**Task objective**
Repeat every record below exactly, but leave out any pictures.

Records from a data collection
━━━━
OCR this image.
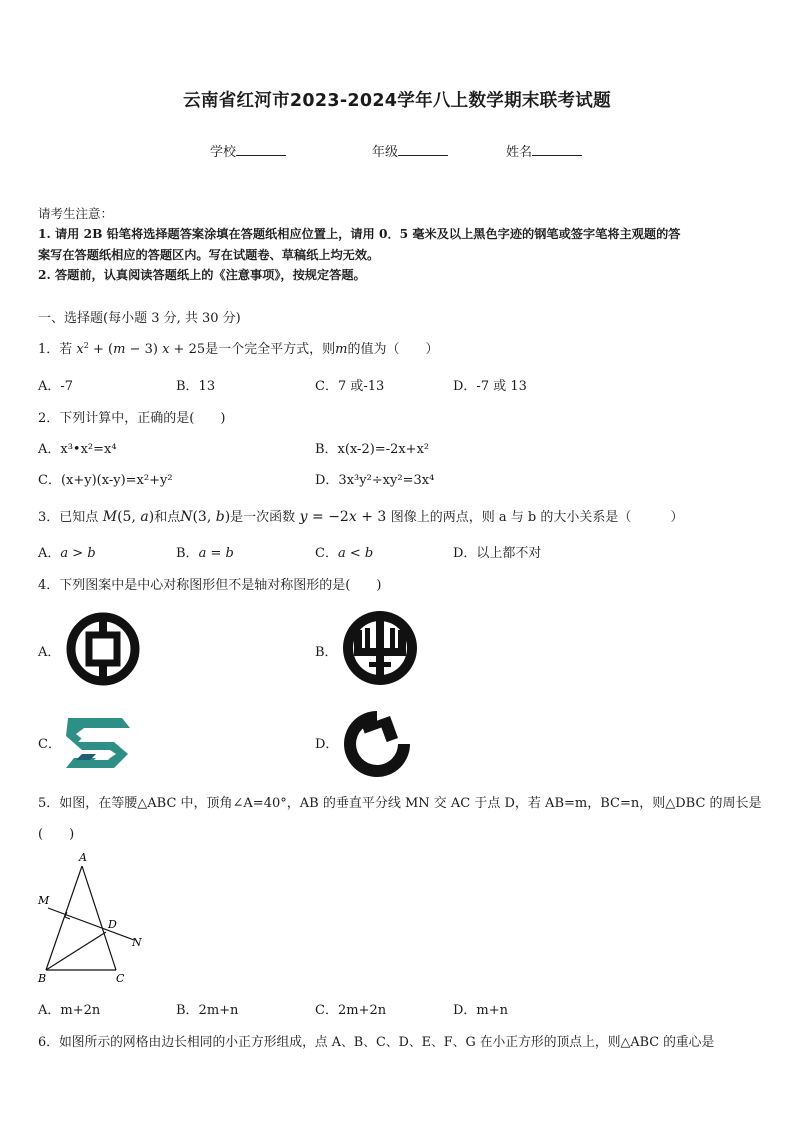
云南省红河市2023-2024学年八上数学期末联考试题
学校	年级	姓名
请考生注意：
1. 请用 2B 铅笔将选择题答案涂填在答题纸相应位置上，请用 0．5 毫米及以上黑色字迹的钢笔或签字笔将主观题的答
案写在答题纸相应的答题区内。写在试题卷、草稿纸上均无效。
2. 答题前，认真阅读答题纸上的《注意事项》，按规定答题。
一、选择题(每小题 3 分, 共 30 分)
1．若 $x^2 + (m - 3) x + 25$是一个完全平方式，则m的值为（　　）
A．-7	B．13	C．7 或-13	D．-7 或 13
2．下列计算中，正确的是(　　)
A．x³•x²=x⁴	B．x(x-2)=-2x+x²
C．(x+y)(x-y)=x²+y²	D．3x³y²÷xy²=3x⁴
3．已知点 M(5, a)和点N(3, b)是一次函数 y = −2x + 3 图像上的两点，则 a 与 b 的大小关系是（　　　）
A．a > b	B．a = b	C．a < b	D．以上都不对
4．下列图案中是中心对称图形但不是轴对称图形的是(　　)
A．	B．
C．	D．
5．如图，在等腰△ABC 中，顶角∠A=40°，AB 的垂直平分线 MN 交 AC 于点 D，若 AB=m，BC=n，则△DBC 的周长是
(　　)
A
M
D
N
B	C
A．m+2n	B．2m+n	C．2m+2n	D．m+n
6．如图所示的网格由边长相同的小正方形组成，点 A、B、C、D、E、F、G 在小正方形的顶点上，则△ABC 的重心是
━━━━
**Expected answer**
OCR this image.
云南省红河市2023-2024学年八上数学期末联考试题
学校	年级	姓名
请考生注意：
1. 请用 2B 铅笔将选择题答案涂填在答题纸相应位置上，请用 0．5 毫米及以上黑色字迹的钢笔或签字笔将主观题的答
案写在答题纸相应的答题区内。写在试题卷、草稿纸上均无效。
2. 答题前，认真阅读答题纸上的《注意事项》，按规定答题。
一、选择题(每小题 3 分, 共 30 分)
1．若 $x^2 + (m - 3) x + 25$是一个完全平方式，则m的值为（　　）
A．-7	B．13	C．7 或-13	D．-7 或 13
2．下列计算中，正确的是(　　)
A．x³•x²=x⁴	B．x(x-2)=-2x+x²
C．(x+y)(x-y)=x²+y²	D．3x³y²÷xy²=3x⁴
3．已知点 M(5, a)和点N(3, b)是一次函数 y = −2x + 3 图像上的两点，则 a 与 b 的大小关系是（　　　）
A．a > b	B．a = b	C．a < b	D．以上都不对
4．下列图案中是中心对称图形但不是轴对称图形的是(　　)
A．	B．
C．	D．
5．如图，在等腰△ABC 中，顶角∠A=40°，AB 的垂直平分线 MN 交 AC 于点 D，若 AB=m，BC=n，则△DBC 的周长是
(　　)
A
M
D
N
B	C
A．m+2n	B．2m+n	C．2m+2n	D．m+n
6．如图所示的网格由边长相同的小正方形组成，点 A、B、C、D、E、F、G 在小正方形的顶点上，则△ABC 的重心是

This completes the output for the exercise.